--- WHAT THE TASK REQUIRES ---
Count lines, not occurrences: give the number of lines holding the word "JSON", and nothing besides.

--- TASK INPUTS ---
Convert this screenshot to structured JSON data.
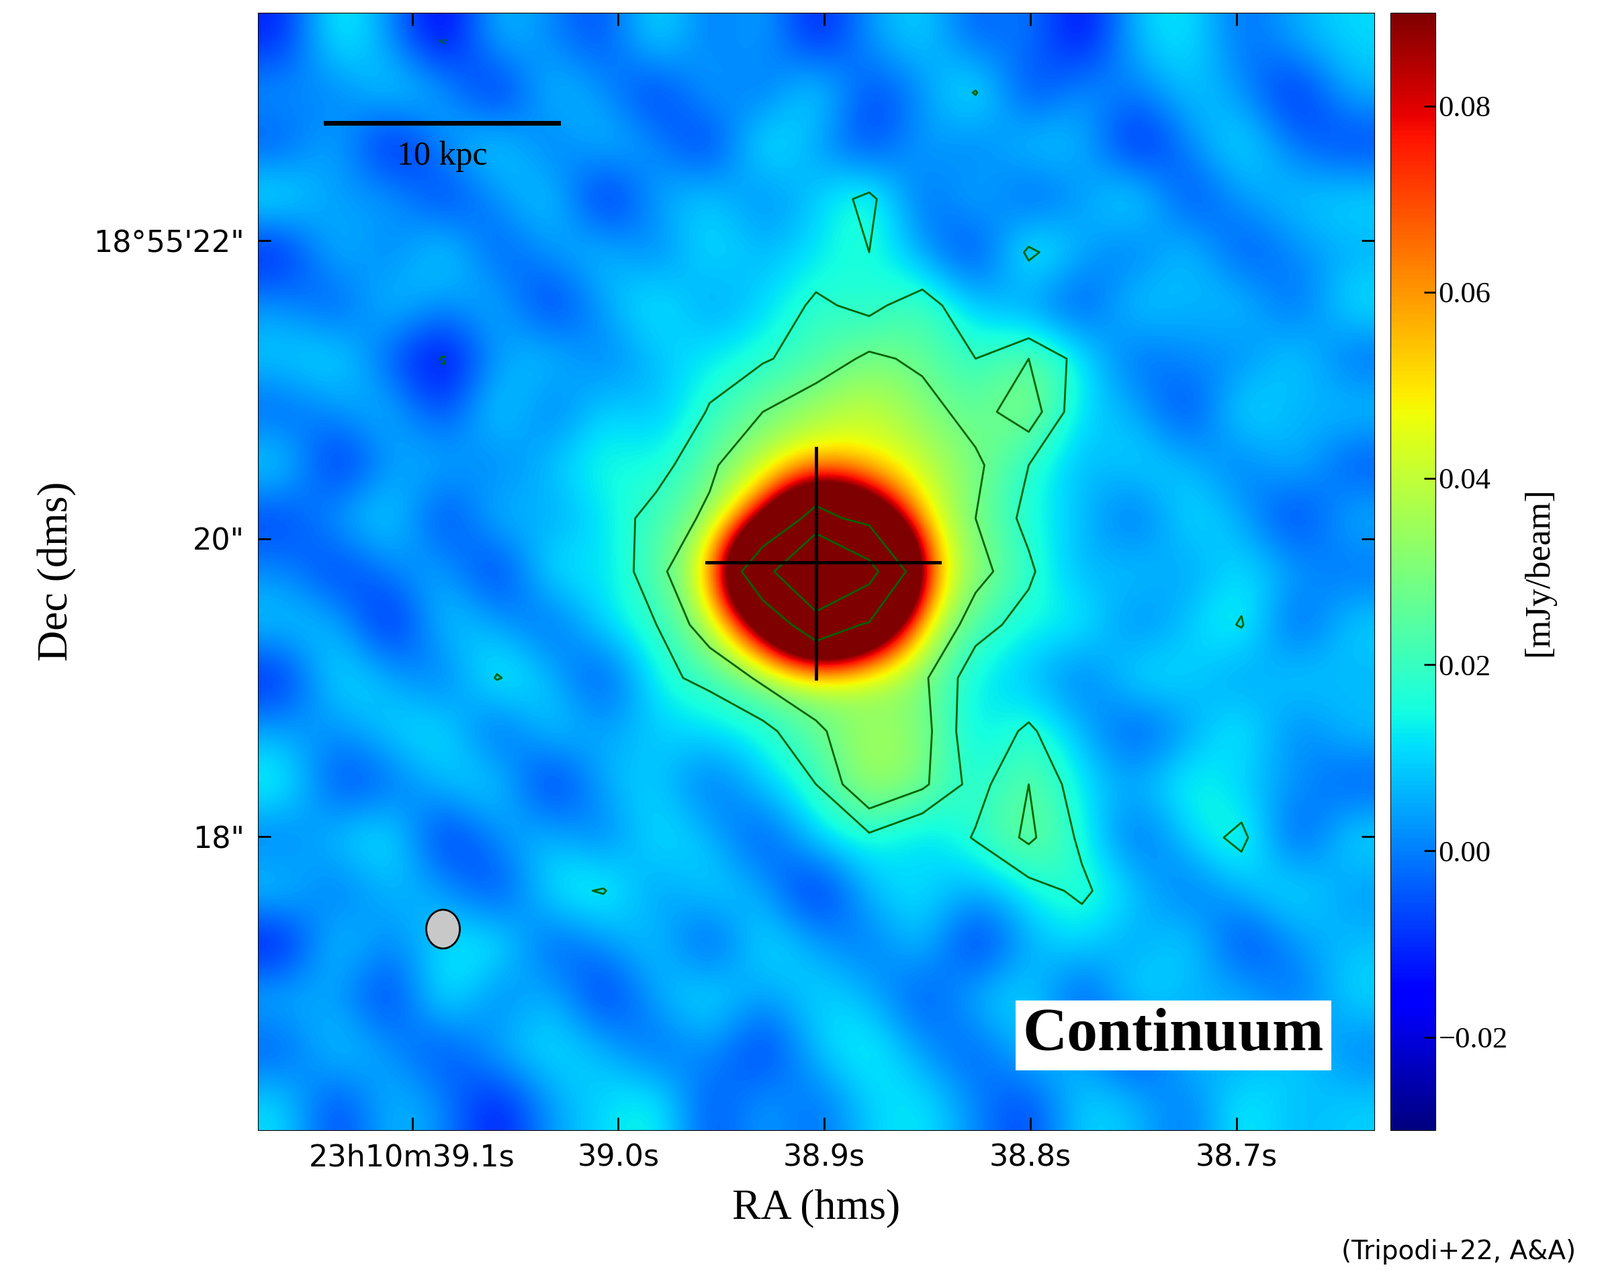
{
  "chart_data": {
    "type": "heatmap",
    "xlabel": "RA (hms)",
    "ylabel": "Dec (dms)",
    "annotation": "Continuum",
    "credit": "(Tripodi+22, A&A)",
    "colorbar_label": "[mJy/beam]",
    "xlim": [
      39.175,
      38.633
    ],
    "ylim": [
      16.03,
      23.53
    ],
    "xticks": [
      {
        "value": 39.1,
        "label": "23h10m39.1s"
      },
      {
        "value": 39.0,
        "label": "39.0s"
      },
      {
        "value": 38.9,
        "label": "38.9s"
      },
      {
        "value": 38.8,
        "label": "38.8s"
      },
      {
        "value": 38.7,
        "label": "38.7s"
      }
    ],
    "yticks": [
      {
        "value": 18,
        "label": "18\""
      },
      {
        "value": 20,
        "label": "20\""
      },
      {
        "value": 22,
        "label": "18°55'22\""
      }
    ],
    "colorbar_range": [
      -0.03,
      0.09
    ],
    "colorbar_ticks": [
      {
        "value": -0.02,
        "label": "−0.02"
      },
      {
        "value": 0.0,
        "label": "0.00"
      },
      {
        "value": 0.02,
        "label": "0.02"
      },
      {
        "value": 0.04,
        "label": "0.04"
      },
      {
        "value": 0.06,
        "label": "0.06"
      },
      {
        "value": 0.08,
        "label": "0.08"
      }
    ],
    "contour_levels": [
      -0.018,
      0.018,
      0.028,
      0.15,
      0.3
    ],
    "cross": {
      "x": 38.904,
      "y": 19.84,
      "x_span": [
        38.957,
        38.844
      ],
      "y_span": [
        19.06,
        20.61
      ]
    },
    "scale_bar": {
      "label": "10 kpc",
      "x0": 39.142,
      "x1": 39.029,
      "y": 22.79
    },
    "beam": {
      "x": 39.085,
      "y": 17.38,
      "width": 0.0163,
      "height": 0.26
    },
    "cells": [
      [
        -0.012,
        0.018,
        0.002,
        -0.02,
        0.01,
        0.001,
        -0.008,
        0.015,
        -0.003,
        0.007,
        -0.015,
        0.004,
        0.012,
        -0.006,
        0.002,
        -0.018,
        0.009,
        0.014,
        -0.004,
        0.006,
        0.011
      ],
      [
        0.004,
        -0.002,
        0.013,
        0.006,
        -0.016,
        0.011,
        0.003,
        -0.012,
        0.008,
        -0.005,
        0.016,
        -0.009,
        0.001,
        0.019,
        -0.011,
        0.005,
        -0.002,
        0.01,
        0.003,
        -0.014,
        0.007
      ],
      [
        -0.006,
        0.009,
        -0.018,
        0.003,
        0.014,
        -0.004,
        0.01,
        0.002,
        -0.013,
        0.018,
        0.004,
        -0.01,
        0.007,
        -0.003,
        0.012,
        0.008,
        -0.016,
        0.001,
        0.015,
        -0.002,
        -0.009
      ],
      [
        0.016,
        0.001,
        0.007,
        -0.011,
        0.002,
        0.013,
        -0.017,
        0.006,
        0.011,
        -0.001,
        0.009,
        0.022,
        -0.006,
        0.01,
        -0.008,
        0.003,
        0.017,
        -0.01,
        0.004,
        0.009,
        0.012
      ],
      [
        -0.014,
        0.011,
        -0.003,
        0.015,
        -0.007,
        0.004,
        0.01,
        -0.002,
        0.014,
        0.006,
        0.012,
        0.018,
        0.004,
        -0.012,
        0.021,
        0.006,
        -0.004,
        0.012,
        -0.008,
        0.002,
        0.005
      ],
      [
        0.003,
        -0.008,
        0.012,
        0.001,
        0.009,
        -0.013,
        0.005,
        0.016,
        0.002,
        0.01,
        0.02,
        0.015,
        0.024,
        0.008,
        0.002,
        -0.009,
        0.013,
        0.005,
        0.011,
        -0.006,
        0.014
      ],
      [
        0.01,
        0.014,
        -0.006,
        -0.019,
        0.004,
        0.011,
        -0.002,
        0.008,
        0.013,
        0.017,
        0.022,
        0.03,
        0.026,
        0.018,
        0.028,
        0.014,
        -0.005,
        0.003,
        -0.001,
        0.013,
        -0.004
      ],
      [
        -0.005,
        0.003,
        0.009,
        -0.01,
        0.015,
        -0.004,
        0.012,
        0.006,
        0.019,
        0.028,
        0.035,
        0.042,
        0.032,
        0.024,
        0.034,
        0.01,
        0.007,
        -0.011,
        0.016,
        0.004,
        0.01
      ],
      [
        0.013,
        -0.015,
        0.004,
        0.008,
        -0.002,
        0.009,
        0.017,
        0.014,
        0.026,
        0.038,
        0.052,
        0.048,
        0.04,
        0.03,
        0.018,
        0.005,
        0.012,
        0.008,
        -0.003,
        0.01,
        -0.007
      ],
      [
        -0.009,
        0.006,
        0.014,
        -0.012,
        0.011,
        0.003,
        0.012,
        0.022,
        0.03,
        0.07,
        0.18,
        0.12,
        0.046,
        0.028,
        0.015,
        0.009,
        -0.006,
        0.014,
        0.006,
        -0.012,
        0.008
      ],
      [
        0.002,
        -0.011,
        0.001,
        0.007,
        -0.014,
        0.016,
        0.01,
        0.024,
        0.044,
        0.22,
        0.6,
        0.35,
        0.06,
        0.032,
        0.02,
        0.004,
        0.011,
        0.002,
        0.013,
        0.005,
        -0.003
      ],
      [
        0.01,
        0.008,
        -0.017,
        0.012,
        0.005,
        -0.006,
        0.013,
        0.018,
        0.034,
        0.09,
        0.2,
        0.14,
        0.042,
        0.022,
        0.014,
        0.016,
        -0.002,
        0.009,
        0.019,
        -0.008,
        0.011
      ],
      [
        -0.013,
        0.015,
        0.006,
        -0.004,
        0.019,
        0.008,
        -0.01,
        0.016,
        0.02,
        0.03,
        0.036,
        0.033,
        0.03,
        0.012,
        0.008,
        -0.004,
        0.015,
        0.011,
        0.001,
        0.012,
        0.006
      ],
      [
        0.005,
        0.001,
        0.011,
        0.014,
        -0.008,
        0.012,
        0.004,
        0.009,
        0.012,
        0.015,
        0.026,
        0.036,
        0.032,
        0.01,
        0.02,
        0.007,
        -0.008,
        0.003,
        0.017,
        -0.002,
        0.009
      ],
      [
        0.017,
        -0.009,
        -0.004,
        0.009,
        0.013,
        -0.015,
        0.007,
        0.011,
        -0.005,
        0.01,
        0.018,
        0.038,
        0.03,
        0.014,
        0.028,
        0.012,
        0.005,
        0.018,
        0.008,
        0.004,
        -0.006
      ],
      [
        -0.002,
        0.01,
        0.016,
        -0.014,
        0.003,
        0.009,
        -0.003,
        0.014,
        0.008,
        -0.009,
        0.012,
        0.016,
        0.008,
        0.019,
        0.03,
        0.016,
        -0.006,
        0.01,
        0.022,
        -0.01,
        0.013
      ],
      [
        0.011,
        -0.004,
        0.008,
        0.005,
        -0.011,
        0.014,
        0.019,
        0.001,
        0.012,
        0.006,
        -0.016,
        0.009,
        0.013,
        0.004,
        0.014,
        0.02,
        0.01,
        -0.004,
        0.007,
        0.015,
        0.002
      ],
      [
        -0.016,
        0.013,
        -0.001,
        0.012,
        0.017,
        -0.007,
        0.002,
        0.011,
        -0.01,
        0.015,
        0.005,
        -0.003,
        0.011,
        -0.014,
        0.006,
        0.012,
        0.002,
        0.014,
        -0.011,
        0.003,
        0.008
      ],
      [
        0.008,
        0.004,
        -0.012,
        0.018,
        -0.003,
        0.01,
        -0.013,
        0.006,
        0.015,
        0.002,
        0.012,
        0.007,
        -0.008,
        0.009,
        0.013,
        -0.01,
        0.016,
        0.004,
        0.009,
        -0.005,
        0.012
      ],
      [
        -0.006,
        0.012,
        0.003,
        -0.009,
        0.007,
        0.013,
        0.008,
        -0.005,
        0.004,
        -0.012,
        0.009,
        0.017,
        0.003,
        -0.006,
        0.01,
        0.005,
        -0.012,
        0.011,
        0.002,
        0.013,
        -0.001
      ],
      [
        0.012,
        -0.01,
        0.009,
        0.002,
        -0.015,
        0.004,
        0.011,
        0.017,
        -0.008,
        0.006,
        -0.004,
        0.01,
        0.014,
        0.001,
        -0.009,
        0.012,
        0.008,
        -0.003,
        0.016,
        0.006,
        0.01
      ]
    ]
  }
}
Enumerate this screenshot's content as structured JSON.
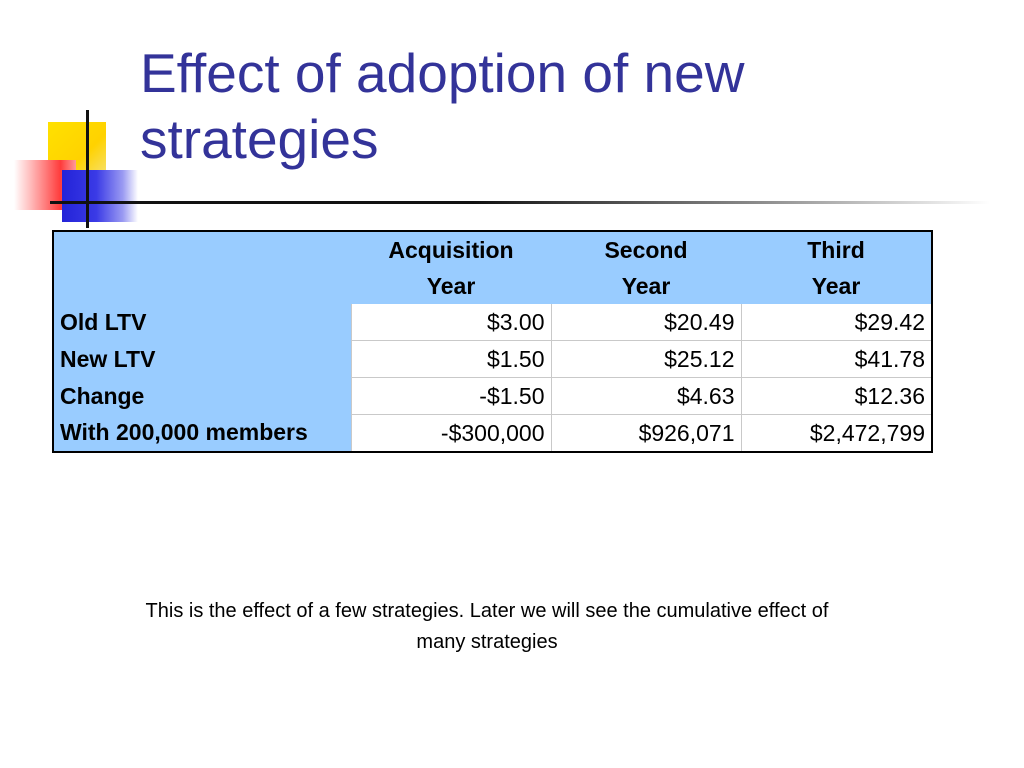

--- TASK RESULT ---
2